#### WHAT TO DO:
Reproduce word for word the part of the notebook buttons text between "#### Paste cell" and "[Stop Running Cell](images/notebook-stop-running-cell.png)", inclusive.

#### EXCERPT TO READ:
------------------------------

Here are the important buttons:

#### Saves the notebook to disk
![Save Notebook](images/notebook-save.png) 
  
####  Adds a new cell to the notebook
![Add cell](images/notebook-add-cell.png)

#### Removes current cell (but can paste the cell in a new location)
![Cut cell](images/notebook-cut-cell.png) 

#### Copy current cell
  ![Copy cell](images/notebook-copy-cell.png)
  
#### Paste cell at cursor position
![Paste cell](images/notebook-paste-cell.png)

#### Runs current cell, either renders Markdown cell to HTML or executes Python code.
![Run cell](images/notebook-run-cell.png) 

#### Stops current running Cell
[Stop Running Cell](images/notebook-stop-running-cell.png)

#### Dropdown for changing the current cell type
![Change cell type dropdown](images/notebook-cell-type-select.png) 

[MKDOWN]: https://www.markdownguide.org/

## Sinopia Group Knowledge Graph
We can use [Sinopia API](https://ld4p.github.io/sinopia_api/#tag/resources/paths/~1resource/get) to only retrieve resources associated with a Sinopia group. The general URL pattern is 

`https://api.{env?}.sinopia.io/resources?group={name}`.

------------------------------

#### RAW DATA:

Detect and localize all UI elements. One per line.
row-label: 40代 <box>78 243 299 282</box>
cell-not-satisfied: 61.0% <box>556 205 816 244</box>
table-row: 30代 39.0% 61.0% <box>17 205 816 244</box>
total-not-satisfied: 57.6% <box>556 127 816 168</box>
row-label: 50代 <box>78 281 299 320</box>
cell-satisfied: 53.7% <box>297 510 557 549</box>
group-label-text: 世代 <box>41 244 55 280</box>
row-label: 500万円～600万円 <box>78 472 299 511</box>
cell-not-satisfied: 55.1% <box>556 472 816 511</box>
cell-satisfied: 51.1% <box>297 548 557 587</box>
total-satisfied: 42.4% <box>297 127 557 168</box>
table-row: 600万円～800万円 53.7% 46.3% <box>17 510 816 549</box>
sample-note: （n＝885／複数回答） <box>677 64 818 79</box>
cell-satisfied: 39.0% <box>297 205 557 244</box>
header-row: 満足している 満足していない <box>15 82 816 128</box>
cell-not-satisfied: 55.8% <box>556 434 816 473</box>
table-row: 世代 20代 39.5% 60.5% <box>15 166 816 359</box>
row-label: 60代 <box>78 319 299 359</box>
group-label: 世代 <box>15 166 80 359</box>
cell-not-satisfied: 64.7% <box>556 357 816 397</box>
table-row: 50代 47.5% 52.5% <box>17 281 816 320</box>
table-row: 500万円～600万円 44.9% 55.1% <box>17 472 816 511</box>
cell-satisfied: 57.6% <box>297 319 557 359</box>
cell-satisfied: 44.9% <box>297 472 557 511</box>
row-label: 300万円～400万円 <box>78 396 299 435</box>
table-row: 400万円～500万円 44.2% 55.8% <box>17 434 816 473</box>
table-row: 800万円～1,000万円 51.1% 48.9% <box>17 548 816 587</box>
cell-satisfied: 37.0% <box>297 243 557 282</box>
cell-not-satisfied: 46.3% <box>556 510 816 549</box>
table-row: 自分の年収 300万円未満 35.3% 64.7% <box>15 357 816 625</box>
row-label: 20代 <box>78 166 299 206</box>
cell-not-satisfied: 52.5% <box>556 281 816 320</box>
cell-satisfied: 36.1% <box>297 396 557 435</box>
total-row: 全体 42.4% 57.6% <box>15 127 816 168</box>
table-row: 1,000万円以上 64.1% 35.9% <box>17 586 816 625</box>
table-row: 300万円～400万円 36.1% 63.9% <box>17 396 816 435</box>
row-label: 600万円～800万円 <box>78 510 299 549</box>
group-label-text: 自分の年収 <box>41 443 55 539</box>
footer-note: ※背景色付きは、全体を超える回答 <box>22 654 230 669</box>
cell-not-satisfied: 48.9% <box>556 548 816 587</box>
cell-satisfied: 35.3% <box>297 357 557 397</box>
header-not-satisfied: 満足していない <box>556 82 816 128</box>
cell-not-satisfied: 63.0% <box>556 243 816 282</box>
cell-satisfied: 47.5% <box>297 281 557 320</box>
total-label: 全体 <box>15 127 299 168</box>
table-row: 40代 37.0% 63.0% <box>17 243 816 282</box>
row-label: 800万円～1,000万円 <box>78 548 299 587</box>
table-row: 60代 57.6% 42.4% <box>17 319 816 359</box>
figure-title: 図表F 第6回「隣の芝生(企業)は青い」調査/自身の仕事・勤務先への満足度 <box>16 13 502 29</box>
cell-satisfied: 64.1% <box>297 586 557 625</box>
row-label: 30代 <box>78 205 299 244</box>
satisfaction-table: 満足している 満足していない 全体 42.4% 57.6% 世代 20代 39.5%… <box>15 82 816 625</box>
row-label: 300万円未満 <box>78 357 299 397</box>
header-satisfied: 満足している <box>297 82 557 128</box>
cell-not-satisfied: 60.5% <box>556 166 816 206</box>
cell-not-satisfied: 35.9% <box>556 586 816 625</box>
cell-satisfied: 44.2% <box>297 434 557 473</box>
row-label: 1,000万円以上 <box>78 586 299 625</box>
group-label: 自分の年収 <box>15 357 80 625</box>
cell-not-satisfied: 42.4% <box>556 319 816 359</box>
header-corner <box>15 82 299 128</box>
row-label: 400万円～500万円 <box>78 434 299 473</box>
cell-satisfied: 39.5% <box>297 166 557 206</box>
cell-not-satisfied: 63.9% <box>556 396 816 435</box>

------------------------------

#### TASK RESULT:
#### Paste cell at cursor position
![Paste cell](images/notebook-paste-cell.png)

#### Runs current cell, either renders Markdown cell to HTML or executes Python code.
![Run cell](images/notebook-run-cell.png) 

#### Stops current running Cell
[Stop Running Cell](images/notebook-stop-running-cell.png)